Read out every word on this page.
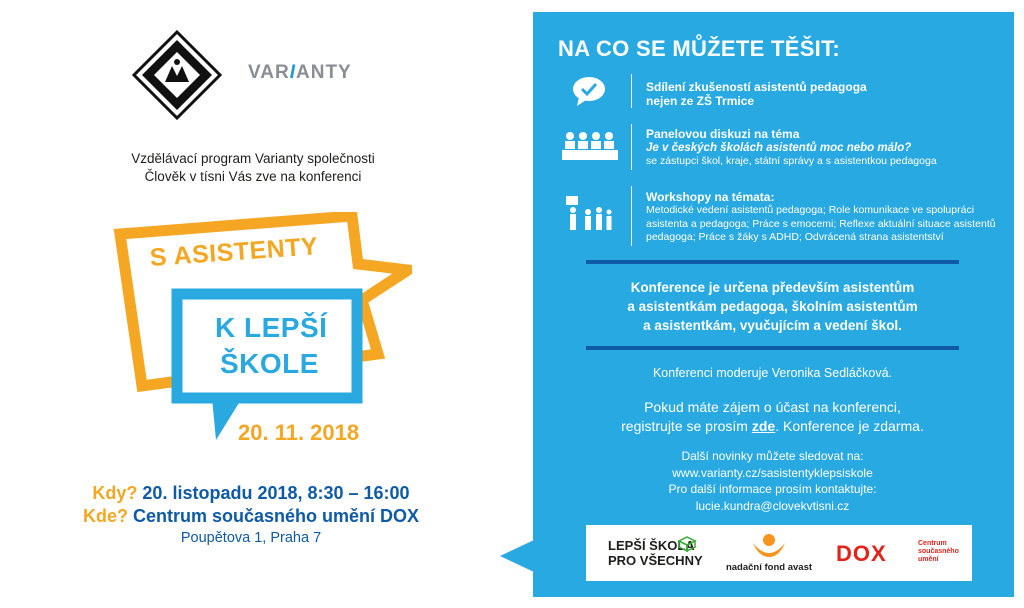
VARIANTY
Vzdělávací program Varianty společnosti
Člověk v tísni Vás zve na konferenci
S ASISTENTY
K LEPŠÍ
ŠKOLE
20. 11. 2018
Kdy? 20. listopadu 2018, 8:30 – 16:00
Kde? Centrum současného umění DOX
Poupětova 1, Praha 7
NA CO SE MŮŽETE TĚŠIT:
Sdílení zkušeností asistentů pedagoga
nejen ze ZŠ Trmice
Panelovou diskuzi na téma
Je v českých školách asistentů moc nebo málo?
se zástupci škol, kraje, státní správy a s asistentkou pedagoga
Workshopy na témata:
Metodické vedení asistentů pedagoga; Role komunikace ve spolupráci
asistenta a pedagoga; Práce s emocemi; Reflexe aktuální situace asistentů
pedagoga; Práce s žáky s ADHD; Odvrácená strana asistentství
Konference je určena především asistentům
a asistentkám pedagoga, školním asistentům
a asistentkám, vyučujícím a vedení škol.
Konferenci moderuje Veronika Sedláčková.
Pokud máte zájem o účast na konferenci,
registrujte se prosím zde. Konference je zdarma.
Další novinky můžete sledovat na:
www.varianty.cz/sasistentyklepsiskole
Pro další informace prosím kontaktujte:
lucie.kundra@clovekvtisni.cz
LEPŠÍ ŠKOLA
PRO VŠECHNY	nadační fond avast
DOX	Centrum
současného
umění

* * *

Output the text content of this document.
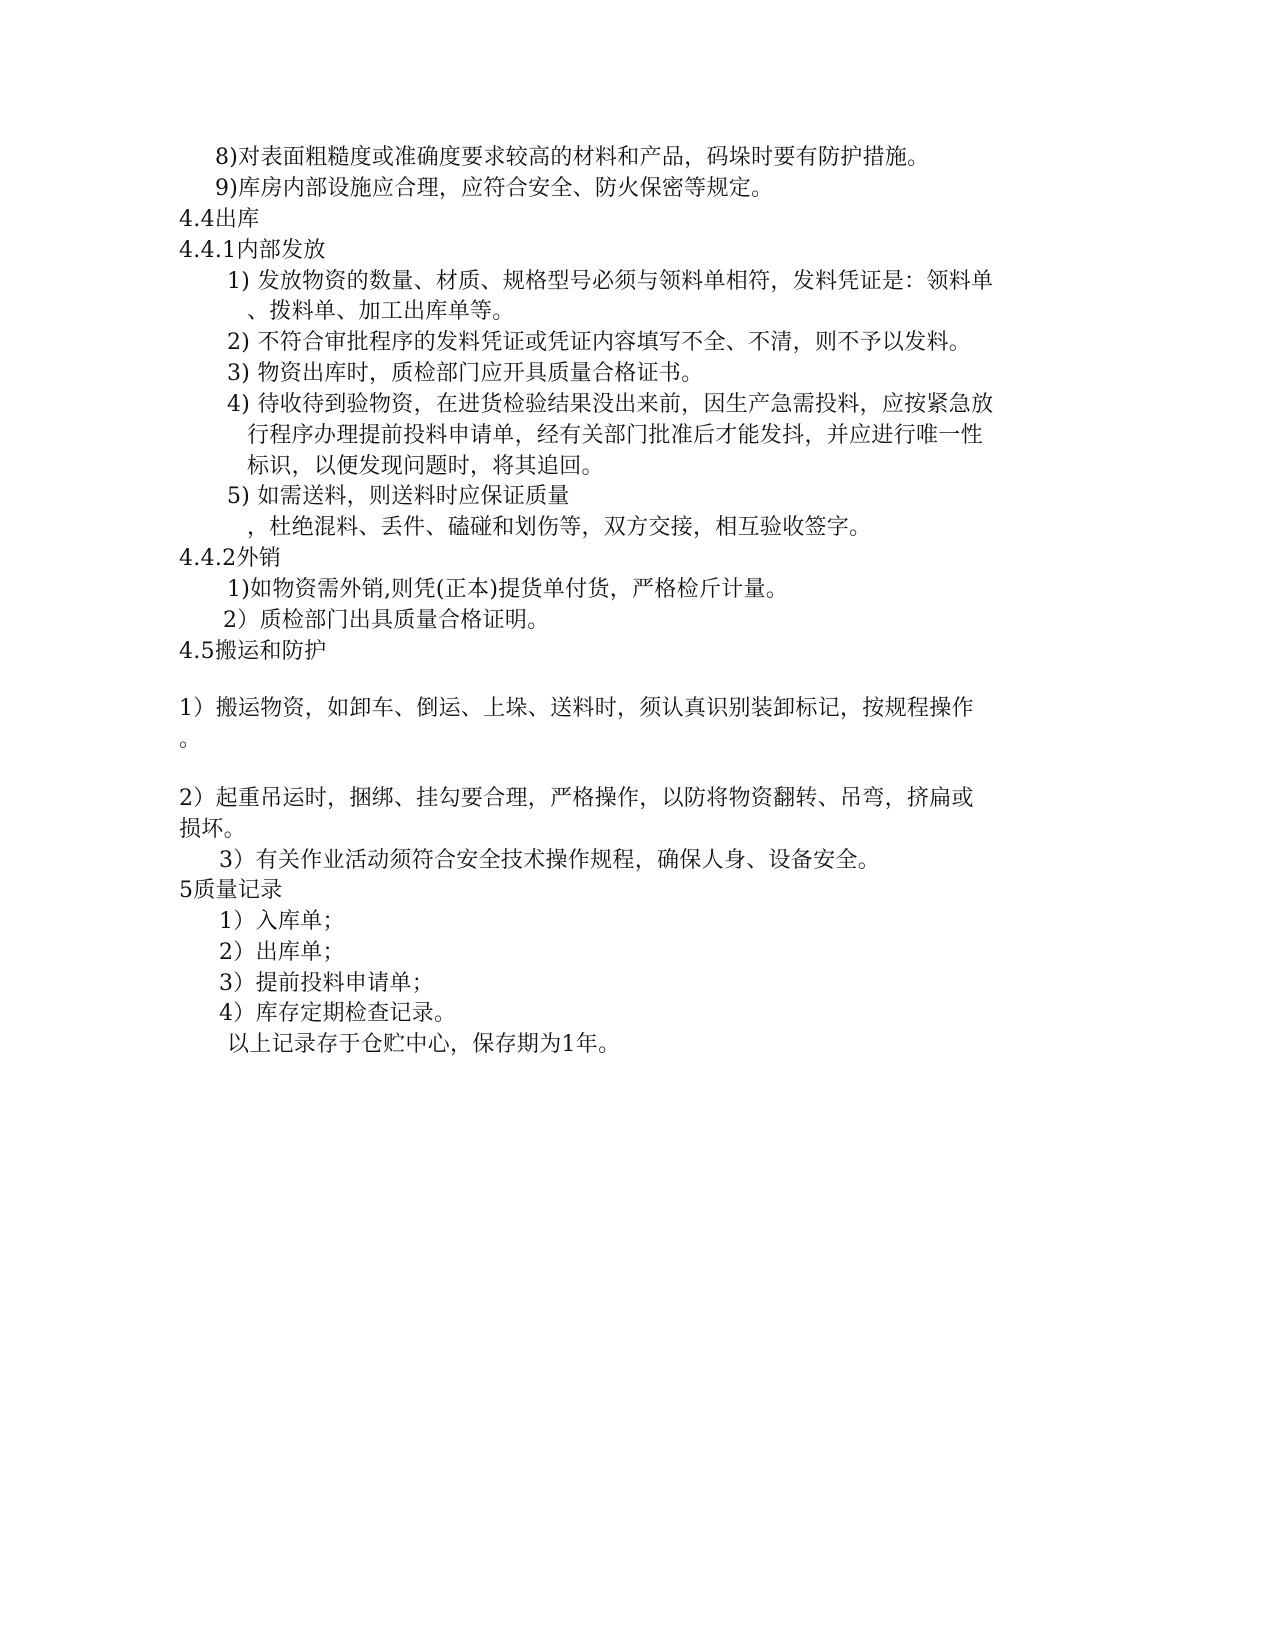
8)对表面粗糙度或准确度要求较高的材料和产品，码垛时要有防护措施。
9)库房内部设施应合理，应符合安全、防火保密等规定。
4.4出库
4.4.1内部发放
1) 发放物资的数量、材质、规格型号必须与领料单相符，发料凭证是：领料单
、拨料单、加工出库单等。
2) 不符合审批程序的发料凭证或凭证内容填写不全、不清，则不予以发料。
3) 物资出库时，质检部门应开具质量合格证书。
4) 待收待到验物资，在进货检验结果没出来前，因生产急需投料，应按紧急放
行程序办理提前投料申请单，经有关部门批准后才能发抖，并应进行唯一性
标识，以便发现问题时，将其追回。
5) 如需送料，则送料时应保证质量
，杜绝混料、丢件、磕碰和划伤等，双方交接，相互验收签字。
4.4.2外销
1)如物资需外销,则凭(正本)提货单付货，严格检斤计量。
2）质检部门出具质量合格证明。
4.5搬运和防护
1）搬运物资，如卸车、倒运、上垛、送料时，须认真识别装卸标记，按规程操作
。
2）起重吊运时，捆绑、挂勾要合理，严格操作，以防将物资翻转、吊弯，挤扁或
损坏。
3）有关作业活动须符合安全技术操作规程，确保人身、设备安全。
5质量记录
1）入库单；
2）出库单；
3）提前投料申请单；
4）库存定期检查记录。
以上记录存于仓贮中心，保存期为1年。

▶ [Exercise goal]: Only the number is wanted: how many lines in the entries above contain the string "Centrum"?

▶ [Finished task]: 2